### EXERCISE INSTRUCTIONS
Write out the records below once more, exactly as they stand.

### MATERIAL SUPPLIED
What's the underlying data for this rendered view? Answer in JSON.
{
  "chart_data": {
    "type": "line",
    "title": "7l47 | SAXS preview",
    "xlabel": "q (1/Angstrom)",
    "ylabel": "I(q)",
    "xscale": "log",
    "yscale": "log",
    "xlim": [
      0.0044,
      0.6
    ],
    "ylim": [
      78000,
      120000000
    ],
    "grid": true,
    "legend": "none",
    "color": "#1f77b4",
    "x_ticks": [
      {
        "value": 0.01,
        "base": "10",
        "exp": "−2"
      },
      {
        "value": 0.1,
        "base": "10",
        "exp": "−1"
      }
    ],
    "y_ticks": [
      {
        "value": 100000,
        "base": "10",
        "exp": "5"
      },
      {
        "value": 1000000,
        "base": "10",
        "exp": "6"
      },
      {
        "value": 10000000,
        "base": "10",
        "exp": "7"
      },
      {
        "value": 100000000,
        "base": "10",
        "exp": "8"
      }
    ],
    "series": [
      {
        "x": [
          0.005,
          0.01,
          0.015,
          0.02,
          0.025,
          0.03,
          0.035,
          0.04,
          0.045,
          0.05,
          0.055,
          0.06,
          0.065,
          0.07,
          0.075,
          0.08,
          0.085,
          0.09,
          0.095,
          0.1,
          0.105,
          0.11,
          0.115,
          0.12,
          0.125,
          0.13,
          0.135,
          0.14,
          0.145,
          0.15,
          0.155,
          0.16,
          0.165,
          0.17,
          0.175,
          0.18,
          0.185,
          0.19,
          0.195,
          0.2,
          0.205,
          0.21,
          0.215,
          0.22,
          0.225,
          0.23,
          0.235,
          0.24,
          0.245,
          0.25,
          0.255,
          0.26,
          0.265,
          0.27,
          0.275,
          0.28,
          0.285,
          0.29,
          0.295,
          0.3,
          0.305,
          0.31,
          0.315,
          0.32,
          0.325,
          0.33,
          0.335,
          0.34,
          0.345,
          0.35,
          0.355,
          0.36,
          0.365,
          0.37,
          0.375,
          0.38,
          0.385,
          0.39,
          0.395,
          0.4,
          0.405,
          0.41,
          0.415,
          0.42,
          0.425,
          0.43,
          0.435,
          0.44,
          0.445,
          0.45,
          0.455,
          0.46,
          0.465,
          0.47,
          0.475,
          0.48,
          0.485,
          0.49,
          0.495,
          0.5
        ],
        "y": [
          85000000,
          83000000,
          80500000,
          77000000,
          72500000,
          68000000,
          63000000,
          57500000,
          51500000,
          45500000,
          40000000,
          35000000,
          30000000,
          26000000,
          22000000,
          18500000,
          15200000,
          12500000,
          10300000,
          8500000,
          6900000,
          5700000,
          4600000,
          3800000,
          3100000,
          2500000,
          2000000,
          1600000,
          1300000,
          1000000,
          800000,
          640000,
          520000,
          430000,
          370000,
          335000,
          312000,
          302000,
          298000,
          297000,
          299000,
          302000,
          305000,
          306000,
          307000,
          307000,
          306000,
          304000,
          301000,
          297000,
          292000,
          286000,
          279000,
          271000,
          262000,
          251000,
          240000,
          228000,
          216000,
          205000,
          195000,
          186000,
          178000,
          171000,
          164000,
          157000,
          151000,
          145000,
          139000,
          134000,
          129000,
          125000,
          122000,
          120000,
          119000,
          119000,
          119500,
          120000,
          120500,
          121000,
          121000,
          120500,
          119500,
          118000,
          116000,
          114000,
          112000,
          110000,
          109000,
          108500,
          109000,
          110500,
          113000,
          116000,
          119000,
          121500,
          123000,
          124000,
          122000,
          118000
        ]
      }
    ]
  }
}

### WRITTEN ANSWER
What's the underlying data for this rendered view? Answer in JSON.
{
  "chart_data": {
    "type": "line",
    "title": "7l47 | SAXS preview",
    "xlabel": "q (1/Angstrom)",
    "ylabel": "I(q)",
    "xscale": "log",
    "yscale": "log",
    "xlim": [
      0.0044,
      0.6
    ],
    "ylim": [
      78000,
      120000000
    ],
    "grid": true,
    "legend": "none",
    "color": "#1f77b4",
    "x_ticks": [
      {
        "value": 0.01,
        "base": "10",
        "exp": "−2"
      },
      {
        "value": 0.1,
        "base": "10",
        "exp": "−1"
      }
    ],
    "y_ticks": [
      {
        "value": 100000,
        "base": "10",
        "exp": "5"
      },
      {
        "value": 1000000,
        "base": "10",
        "exp": "6"
      },
      {
        "value": 10000000,
        "base": "10",
        "exp": "7"
      },
      {
        "value": 100000000,
        "base": "10",
        "exp": "8"
      }
    ],
    "series": [
      {
        "x": [
          0.005,
          0.01,
          0.015,
          0.02,
          0.025,
          0.03,
          0.035,
          0.04,
          0.045,
          0.05,
          0.055,
          0.06,
          0.065,
          0.07,
          0.075,
          0.08,
          0.085,
          0.09,
          0.095,
          0.1,
          0.105,
          0.11,
          0.115,
          0.12,
          0.125,
          0.13,
          0.135,
          0.14,
          0.145,
          0.15,
          0.155,
          0.16,
          0.165,
          0.17,
          0.175,
          0.18,
          0.185,
          0.19,
          0.195,
          0.2,
          0.205,
          0.21,
          0.215,
          0.22,
          0.225,
          0.23,
          0.235,
          0.24,
          0.245,
          0.25,
          0.255,
          0.26,
          0.265,
          0.27,
          0.275,
          0.28,
          0.285,
          0.29,
          0.295,
          0.3,
          0.305,
          0.31,
          0.315,
          0.32,
          0.325,
          0.33,
          0.335,
          0.34,
          0.345,
          0.35,
          0.355,
          0.36,
          0.365,
          0.37,
          0.375,
          0.38,
          0.385,
          0.39,
          0.395,
          0.4,
          0.405,
          0.41,
          0.415,
          0.42,
          0.425,
          0.43,
          0.435,
          0.44,
          0.445,
          0.45,
          0.455,
          0.46,
          0.465,
          0.47,
          0.475,
          0.48,
          0.485,
          0.49,
          0.495,
          0.5
        ],
        "y": [
          85000000,
          83000000,
          80500000,
          77000000,
          72500000,
          68000000,
          63000000,
          57500000,
          51500000,
          45500000,
          40000000,
          35000000,
          30000000,
          26000000,
          22000000,
          18500000,
          15200000,
          12500000,
          10300000,
          8500000,
          6900000,
          5700000,
          4600000,
          3800000,
          3100000,
          2500000,
          2000000,
          1600000,
          1300000,
          1000000,
          800000,
          640000,
          520000,
          430000,
          370000,
          335000,
          312000,
          302000,
          298000,
          297000,
          299000,
          302000,
          305000,
          306000,
          307000,
          307000,
          306000,
          304000,
          301000,
          297000,
          292000,
          286000,
          279000,
          271000,
          262000,
          251000,
          240000,
          228000,
          216000,
          205000,
          195000,
          186000,
          178000,
          171000,
          164000,
          157000,
          151000,
          145000,
          139000,
          134000,
          129000,
          125000,
          122000,
          120000,
          119000,
          119000,
          119500,
          120000,
          120500,
          121000,
          121000,
          120500,
          119500,
          118000,
          116000,
          114000,
          112000,
          110000,
          109000,
          108500,
          109000,
          110500,
          113000,
          116000,
          119000,
          121500,
          123000,
          124000,
          122000,
          118000
        ]
      }
    ]
  }
}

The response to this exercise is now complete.